── TEXTAUSZUG

Jedes Museum ist stolz, wenn es einen echten "van Gogh" besitzt. Seine "Sonnenblumen" wurden 1987 zum Preis von rund 40 Millionen Dollar verkauft - der damals höchste Preis, der je auf einer Gemälde-Auktion erzielt wurde. Zu Lebzeiten wartete der große Maler allerdings vergeblich auf Anerkennung und Erfolg. Denn Kenner schätzen, dass er nur für ein einziges seiner derzeit bekannten 873 Gemälde einen Käufer fand. Der hochsensible Künstler, der immer wieder in psychische Krisen mit Wahnvorstellungen und Depressionen geriet, starb mit nur 37 Jahren am 29. Juli 1890 an den Folgen einer Schussverletzung auf einem Kornfeld, das er zum Malen aufgesucht hatte. Obwohl es lange als sicher galt, dass er selbst auf sich schoss, gibt es inzwischen auch Theorien, die das bezweifeln. Die Autoren Steven Naifeh und Gregory White Smith zogen 2011 in ihrem Buch "The Life" in Betracht, dass der niederländische Künstler bei einem Unfall und nicht durch Suizid umgekommen sei. Wirklich klären lassen werden sich die Umstände seines Todes allerdings wohl nie.
Vincent van Gogh war nicht nur ein hochsensibler und großer Künstler. Er war auch, und das ist weithin vergessen, ein radikaler Prediger des Evangeliums für die Armen. Er stammt aus einer angesehenen Theologenfamilie im niederländischen Brabant. Geboren wird er am 30. März 1853 im Pfarrhaus von Goot-Zundert. Vincent beendet die höhere Bürgerschule in Tilburg 1868 ohne Abschluss. Akademische Bildung liegt dem rotblonden, untersetzten Vincent nicht, der sich schon als Kind häufig nicht in die Norm dessen einfügt, "was man tut".

────

**AUFGABENSTELLUNG**:
a. Wo wurde Vincent van Gogh laut dem Text über sein Leben geboren?
b. Führe den Text über Vincent van Gogh nach seinem letzten Satz weiter.
Die anschließenden Zeilen spielen dabei keine Rolle.

── GESPEICHERTE DATEN

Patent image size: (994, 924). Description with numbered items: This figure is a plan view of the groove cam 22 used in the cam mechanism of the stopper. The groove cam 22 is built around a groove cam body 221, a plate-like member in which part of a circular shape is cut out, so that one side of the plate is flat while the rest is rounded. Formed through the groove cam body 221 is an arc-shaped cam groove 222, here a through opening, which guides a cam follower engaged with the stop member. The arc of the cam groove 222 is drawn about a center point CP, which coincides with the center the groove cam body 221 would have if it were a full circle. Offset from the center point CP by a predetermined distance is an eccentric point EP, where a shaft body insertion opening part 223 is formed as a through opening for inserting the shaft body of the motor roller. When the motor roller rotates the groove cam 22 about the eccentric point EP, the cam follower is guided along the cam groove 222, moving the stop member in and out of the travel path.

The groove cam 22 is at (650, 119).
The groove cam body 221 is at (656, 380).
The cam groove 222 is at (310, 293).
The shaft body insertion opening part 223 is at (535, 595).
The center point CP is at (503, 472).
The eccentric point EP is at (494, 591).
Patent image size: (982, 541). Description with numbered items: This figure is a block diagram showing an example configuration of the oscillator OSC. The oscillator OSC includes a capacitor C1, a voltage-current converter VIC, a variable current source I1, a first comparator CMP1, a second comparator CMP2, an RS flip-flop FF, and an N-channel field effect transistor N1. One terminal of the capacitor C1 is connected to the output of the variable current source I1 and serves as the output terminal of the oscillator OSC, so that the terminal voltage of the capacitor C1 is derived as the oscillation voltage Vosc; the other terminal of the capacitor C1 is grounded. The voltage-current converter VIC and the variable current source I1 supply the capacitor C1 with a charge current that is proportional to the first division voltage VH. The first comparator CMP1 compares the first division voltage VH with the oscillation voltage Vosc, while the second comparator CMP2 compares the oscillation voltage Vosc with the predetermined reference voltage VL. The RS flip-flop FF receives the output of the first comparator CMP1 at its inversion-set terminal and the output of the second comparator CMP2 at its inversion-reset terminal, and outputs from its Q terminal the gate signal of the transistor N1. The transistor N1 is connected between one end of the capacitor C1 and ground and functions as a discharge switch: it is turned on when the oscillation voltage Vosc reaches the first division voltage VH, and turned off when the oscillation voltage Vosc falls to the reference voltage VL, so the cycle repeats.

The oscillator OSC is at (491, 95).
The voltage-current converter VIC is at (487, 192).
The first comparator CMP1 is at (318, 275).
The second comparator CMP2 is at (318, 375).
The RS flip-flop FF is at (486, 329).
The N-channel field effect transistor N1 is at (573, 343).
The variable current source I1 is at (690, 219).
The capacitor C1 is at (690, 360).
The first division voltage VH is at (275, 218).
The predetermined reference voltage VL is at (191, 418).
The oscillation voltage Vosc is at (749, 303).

────

**ERWARTETE LÖSUNGEN**:
a. Im Pfarrhaus von Goot-Zundert.

b.
Als Sechzehnjähriger beginnt er als Volontär in der Pariser Kunsthandlung Gouphil & Co in Den Haag. Vier Jahre später arbeitet Vincent van Gogh dann als Kunsthändler in London. Er schließt Freundschaft mit seinem jungen Arbeitskollegen Gladwell, mit dem er Abend für Abend in der Bibel liest. Von Anfang bis Ende wollen sie das Buch der Bücher durcharbeiten. Vincent findet erstmals Zugang zur christlichen Botschaft, die ihn zu Hause, im Pfarrhaus, nicht erreicht hatte. Unter dem Eindruck eines Buches von George Eliot über das Leben eines Pastors in einem elenden Arbeiterviertel wächst in ihm der Wunsch, unter den Arbeitern einer Industriestadt als Evangelist zu arbeiten.
Nicht mehr "dummen Leuten schlechte Bilder verkaufen"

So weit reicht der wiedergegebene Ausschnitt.